### AIM
Retype all the entries word for word, but omit the pictures.

### RECORDS SHOWN
------------------------------------

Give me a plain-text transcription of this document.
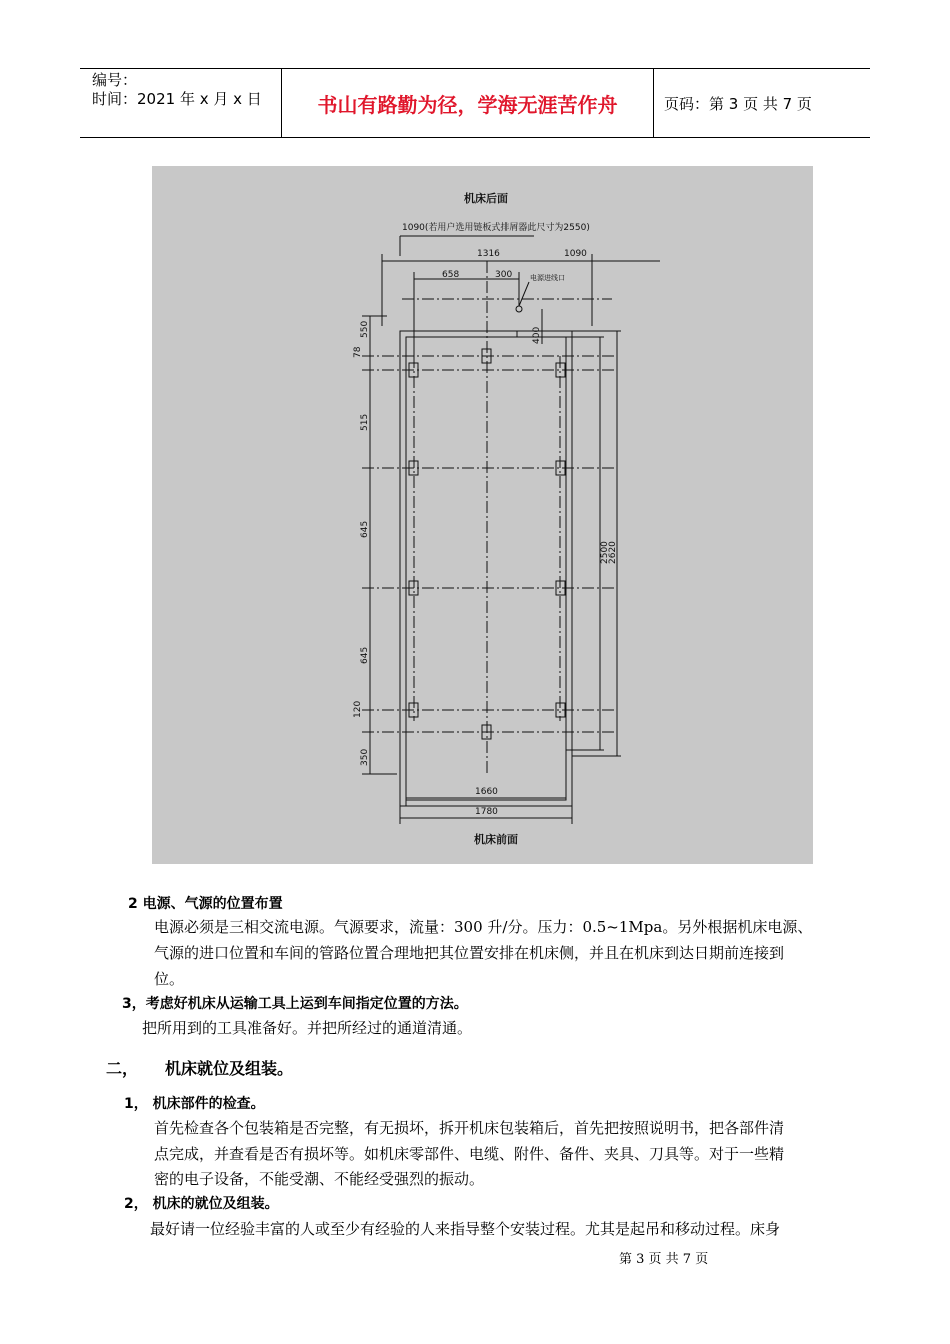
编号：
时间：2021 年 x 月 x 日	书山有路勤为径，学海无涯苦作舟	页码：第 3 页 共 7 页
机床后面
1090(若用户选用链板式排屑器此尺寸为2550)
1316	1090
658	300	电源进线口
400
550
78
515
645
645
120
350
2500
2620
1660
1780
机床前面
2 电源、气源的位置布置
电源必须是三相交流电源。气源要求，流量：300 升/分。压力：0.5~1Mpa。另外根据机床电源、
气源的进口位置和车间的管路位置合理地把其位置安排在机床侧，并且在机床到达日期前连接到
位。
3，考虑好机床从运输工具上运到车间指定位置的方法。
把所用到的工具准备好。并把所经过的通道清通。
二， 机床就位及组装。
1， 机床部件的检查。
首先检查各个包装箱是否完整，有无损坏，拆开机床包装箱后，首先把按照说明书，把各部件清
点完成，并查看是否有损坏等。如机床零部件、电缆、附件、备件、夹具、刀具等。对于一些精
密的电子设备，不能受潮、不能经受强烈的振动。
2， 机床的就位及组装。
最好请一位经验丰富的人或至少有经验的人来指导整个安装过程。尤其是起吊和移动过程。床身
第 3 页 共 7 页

------------------------------------

### COMPLETED EXERCISE
Give me a plain-text transcription of this document.
编号：
时间：2021 年 x 月 x 日	书山有路勤为径，学海无涯苦作舟	页码：第 3 页 共 7 页
机床后面
1090(若用户选用链板式排屑器此尺寸为2550)
1316	1090
658	300	电源进线口
400
550
78
515
645
645
120
350
2500
2620
1660
1780
机床前面
2 电源、气源的位置布置
电源必须是三相交流电源。气源要求，流量：300 升/分。压力：0.5~1Mpa。另外根据机床电源、
气源的进口位置和车间的管路位置合理地把其位置安排在机床侧，并且在机床到达日期前连接到
位。
3，考虑好机床从运输工具上运到车间指定位置的方法。
把所用到的工具准备好。并把所经过的通道清通。
二， 机床就位及组装。
1， 机床部件的检查。
首先检查各个包装箱是否完整，有无损坏，拆开机床包装箱后，首先把按照说明书，把各部件清
点完成，并查看是否有损坏等。如机床零部件、电缆、附件、备件、夹具、刀具等。对于一些精
密的电子设备，不能受潮、不能经受强烈的振动。
2， 机床的就位及组装。
最好请一位经验丰富的人或至少有经验的人来指导整个安装过程。尤其是起吊和移动过程。床身
第 3 页 共 7 页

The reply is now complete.